◆ **Exercise directions**:
Copy out each line of the data that holds the word "voltages".

BEGIN

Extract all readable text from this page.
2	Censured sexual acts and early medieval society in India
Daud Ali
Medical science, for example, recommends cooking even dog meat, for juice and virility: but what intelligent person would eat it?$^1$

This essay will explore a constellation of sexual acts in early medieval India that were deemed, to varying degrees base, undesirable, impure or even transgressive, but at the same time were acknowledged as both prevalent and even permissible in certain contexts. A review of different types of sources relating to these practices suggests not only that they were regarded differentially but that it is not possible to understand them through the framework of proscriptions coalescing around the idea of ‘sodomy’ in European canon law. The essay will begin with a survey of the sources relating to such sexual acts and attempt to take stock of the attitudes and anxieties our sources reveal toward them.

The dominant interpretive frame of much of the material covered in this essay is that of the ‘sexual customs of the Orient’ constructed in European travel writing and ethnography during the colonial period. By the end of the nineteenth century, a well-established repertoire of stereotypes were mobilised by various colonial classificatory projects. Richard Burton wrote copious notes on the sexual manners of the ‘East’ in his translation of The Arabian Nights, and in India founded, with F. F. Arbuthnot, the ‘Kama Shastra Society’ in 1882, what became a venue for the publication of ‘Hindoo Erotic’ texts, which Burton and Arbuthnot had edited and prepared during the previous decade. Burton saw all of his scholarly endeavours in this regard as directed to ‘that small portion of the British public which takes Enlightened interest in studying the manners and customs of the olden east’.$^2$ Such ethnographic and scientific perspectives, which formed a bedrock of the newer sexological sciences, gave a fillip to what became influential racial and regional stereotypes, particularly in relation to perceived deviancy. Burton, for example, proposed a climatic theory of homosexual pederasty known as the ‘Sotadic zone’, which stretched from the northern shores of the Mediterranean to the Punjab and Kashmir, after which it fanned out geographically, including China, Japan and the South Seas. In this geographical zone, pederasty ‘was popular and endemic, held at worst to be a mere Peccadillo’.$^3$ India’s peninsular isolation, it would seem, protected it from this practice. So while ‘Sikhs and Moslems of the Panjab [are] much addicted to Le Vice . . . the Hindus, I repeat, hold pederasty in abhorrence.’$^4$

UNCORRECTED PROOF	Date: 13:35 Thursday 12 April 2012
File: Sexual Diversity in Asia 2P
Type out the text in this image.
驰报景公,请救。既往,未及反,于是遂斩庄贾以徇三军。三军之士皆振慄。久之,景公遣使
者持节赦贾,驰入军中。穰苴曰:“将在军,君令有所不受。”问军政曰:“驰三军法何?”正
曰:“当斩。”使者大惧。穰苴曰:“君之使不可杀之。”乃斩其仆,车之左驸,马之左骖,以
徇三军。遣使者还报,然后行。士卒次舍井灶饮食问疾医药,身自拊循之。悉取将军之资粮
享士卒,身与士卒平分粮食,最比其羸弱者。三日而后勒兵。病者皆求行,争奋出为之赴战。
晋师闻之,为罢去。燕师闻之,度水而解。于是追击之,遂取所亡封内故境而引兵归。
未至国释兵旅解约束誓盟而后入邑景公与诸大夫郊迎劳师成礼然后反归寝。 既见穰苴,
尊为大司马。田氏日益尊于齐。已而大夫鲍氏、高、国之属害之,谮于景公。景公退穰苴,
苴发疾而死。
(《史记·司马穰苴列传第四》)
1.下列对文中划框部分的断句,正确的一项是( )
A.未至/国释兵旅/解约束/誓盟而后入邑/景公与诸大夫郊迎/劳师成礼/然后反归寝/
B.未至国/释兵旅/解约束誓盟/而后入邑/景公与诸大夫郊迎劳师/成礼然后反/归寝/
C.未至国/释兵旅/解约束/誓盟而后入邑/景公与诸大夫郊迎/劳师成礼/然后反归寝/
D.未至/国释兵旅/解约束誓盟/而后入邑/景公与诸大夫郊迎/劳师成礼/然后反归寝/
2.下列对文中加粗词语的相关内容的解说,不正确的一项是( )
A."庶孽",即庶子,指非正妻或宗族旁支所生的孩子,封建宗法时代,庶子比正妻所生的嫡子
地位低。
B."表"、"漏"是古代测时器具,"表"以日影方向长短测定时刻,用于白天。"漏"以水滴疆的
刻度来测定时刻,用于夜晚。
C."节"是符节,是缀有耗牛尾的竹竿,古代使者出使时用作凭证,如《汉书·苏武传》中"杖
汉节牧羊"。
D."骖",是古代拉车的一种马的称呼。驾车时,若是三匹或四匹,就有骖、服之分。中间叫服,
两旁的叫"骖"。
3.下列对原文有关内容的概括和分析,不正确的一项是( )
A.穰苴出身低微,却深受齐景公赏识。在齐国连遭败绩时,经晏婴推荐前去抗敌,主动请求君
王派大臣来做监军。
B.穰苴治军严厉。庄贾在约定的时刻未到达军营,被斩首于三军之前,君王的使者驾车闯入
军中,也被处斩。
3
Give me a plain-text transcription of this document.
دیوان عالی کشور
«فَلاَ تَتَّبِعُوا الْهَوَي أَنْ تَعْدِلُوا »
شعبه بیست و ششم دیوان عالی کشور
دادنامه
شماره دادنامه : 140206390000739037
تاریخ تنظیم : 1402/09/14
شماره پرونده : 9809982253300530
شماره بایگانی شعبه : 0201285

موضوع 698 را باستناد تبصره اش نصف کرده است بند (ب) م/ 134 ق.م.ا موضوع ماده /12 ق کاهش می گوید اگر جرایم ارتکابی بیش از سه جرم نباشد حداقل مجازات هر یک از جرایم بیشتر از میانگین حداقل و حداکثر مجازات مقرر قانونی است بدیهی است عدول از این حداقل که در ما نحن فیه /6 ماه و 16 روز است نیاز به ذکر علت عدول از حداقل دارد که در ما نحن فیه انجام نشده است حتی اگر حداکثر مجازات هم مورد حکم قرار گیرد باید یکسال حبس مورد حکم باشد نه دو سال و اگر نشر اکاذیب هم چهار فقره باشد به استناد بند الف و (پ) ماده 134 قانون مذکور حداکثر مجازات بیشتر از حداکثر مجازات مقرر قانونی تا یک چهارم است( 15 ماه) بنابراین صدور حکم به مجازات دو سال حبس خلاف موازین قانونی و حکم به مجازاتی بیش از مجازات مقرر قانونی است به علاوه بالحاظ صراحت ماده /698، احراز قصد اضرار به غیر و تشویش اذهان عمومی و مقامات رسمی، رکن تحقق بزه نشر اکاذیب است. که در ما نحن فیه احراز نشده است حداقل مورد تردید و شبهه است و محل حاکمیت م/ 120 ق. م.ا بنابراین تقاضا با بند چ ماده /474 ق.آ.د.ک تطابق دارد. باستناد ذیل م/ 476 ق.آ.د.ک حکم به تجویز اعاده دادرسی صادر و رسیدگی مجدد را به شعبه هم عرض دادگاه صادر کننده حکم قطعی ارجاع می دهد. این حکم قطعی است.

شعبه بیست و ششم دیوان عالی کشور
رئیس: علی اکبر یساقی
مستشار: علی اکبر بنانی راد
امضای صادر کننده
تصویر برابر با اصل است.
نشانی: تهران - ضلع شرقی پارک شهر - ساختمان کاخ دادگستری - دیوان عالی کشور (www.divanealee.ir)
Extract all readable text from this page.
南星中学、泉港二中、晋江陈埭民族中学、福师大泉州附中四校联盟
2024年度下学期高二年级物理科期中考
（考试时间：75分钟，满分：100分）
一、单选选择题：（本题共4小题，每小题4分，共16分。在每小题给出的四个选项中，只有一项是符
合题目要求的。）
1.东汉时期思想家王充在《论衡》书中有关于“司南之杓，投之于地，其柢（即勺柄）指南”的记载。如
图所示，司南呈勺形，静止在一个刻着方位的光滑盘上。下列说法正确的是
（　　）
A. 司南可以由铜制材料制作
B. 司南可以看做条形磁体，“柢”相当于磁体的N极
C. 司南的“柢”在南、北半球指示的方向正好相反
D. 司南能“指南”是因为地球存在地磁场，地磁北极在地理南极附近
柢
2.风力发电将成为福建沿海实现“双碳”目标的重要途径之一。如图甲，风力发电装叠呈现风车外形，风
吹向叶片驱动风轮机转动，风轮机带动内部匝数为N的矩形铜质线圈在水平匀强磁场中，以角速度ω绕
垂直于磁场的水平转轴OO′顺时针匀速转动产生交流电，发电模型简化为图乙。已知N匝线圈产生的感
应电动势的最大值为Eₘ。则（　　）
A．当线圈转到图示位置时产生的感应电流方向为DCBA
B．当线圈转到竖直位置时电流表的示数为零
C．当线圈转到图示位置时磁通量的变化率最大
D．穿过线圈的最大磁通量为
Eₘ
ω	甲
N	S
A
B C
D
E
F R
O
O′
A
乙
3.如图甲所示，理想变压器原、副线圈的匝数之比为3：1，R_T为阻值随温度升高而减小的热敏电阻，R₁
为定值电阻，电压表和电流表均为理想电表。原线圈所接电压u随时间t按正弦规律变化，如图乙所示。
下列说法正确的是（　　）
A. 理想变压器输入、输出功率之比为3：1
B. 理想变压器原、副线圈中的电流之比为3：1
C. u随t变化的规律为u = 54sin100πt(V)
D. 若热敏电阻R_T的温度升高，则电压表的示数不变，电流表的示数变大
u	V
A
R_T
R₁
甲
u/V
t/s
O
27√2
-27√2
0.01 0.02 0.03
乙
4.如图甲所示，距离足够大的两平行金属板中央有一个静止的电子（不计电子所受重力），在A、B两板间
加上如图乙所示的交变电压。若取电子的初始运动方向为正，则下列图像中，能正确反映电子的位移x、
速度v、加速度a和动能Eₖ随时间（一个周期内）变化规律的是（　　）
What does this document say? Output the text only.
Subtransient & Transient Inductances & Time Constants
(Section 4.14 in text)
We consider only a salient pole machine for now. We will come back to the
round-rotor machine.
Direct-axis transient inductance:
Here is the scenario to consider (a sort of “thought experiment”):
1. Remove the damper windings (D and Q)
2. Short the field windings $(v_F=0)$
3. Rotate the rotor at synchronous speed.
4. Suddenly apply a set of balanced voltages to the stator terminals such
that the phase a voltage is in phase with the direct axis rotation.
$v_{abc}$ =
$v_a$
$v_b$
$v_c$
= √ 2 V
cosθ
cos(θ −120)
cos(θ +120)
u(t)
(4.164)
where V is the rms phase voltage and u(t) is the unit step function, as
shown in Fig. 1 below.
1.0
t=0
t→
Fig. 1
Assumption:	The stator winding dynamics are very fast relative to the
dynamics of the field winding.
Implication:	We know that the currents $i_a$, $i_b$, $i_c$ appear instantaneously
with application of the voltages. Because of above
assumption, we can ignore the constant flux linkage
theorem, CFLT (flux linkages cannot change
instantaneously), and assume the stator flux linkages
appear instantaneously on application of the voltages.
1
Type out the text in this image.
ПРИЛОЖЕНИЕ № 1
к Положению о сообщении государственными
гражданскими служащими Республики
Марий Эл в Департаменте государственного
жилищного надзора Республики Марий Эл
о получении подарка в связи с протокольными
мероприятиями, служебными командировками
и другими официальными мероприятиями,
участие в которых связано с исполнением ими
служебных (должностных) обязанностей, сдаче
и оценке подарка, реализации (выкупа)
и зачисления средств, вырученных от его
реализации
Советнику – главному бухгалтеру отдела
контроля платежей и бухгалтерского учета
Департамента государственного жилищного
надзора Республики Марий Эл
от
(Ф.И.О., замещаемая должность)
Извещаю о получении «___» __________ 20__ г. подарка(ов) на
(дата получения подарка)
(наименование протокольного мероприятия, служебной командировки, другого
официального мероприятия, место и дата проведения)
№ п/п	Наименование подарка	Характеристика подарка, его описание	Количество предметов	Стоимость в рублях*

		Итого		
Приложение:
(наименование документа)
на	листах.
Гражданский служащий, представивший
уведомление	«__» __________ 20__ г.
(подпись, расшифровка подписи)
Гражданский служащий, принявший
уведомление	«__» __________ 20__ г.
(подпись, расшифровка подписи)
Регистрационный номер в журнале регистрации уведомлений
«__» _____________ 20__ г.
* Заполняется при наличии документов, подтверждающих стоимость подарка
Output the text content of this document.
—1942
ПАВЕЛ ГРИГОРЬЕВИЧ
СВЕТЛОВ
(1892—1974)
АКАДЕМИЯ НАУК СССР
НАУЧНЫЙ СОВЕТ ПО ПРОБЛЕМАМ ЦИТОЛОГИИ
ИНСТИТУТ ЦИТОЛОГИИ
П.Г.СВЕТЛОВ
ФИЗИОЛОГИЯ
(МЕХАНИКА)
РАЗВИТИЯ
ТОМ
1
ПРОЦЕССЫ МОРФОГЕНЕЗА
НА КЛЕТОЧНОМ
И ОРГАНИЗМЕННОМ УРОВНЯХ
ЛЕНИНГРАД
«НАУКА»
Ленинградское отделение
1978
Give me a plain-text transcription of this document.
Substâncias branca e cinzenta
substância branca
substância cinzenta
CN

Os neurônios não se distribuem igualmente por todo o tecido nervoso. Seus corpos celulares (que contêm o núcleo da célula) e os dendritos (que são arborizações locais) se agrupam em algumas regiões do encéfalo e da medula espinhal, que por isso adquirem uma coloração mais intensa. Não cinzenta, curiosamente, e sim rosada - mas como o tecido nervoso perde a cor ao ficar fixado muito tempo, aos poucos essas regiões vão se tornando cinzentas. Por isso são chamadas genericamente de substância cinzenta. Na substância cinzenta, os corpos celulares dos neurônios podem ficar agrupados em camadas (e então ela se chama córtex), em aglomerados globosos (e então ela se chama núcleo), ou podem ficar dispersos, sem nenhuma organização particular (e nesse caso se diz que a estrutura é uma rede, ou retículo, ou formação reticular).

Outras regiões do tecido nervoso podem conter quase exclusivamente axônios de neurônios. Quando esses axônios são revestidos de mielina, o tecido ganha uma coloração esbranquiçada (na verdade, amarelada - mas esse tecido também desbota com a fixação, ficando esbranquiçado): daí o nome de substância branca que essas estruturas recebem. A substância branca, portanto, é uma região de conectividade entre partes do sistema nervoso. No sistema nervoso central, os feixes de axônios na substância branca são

END

◆ **Solved problem**:
4. Suddenly apply a set of balanced voltages to the stator terminals such
with application of the voltages. Because of above
appear instantaneously on application of the voltages.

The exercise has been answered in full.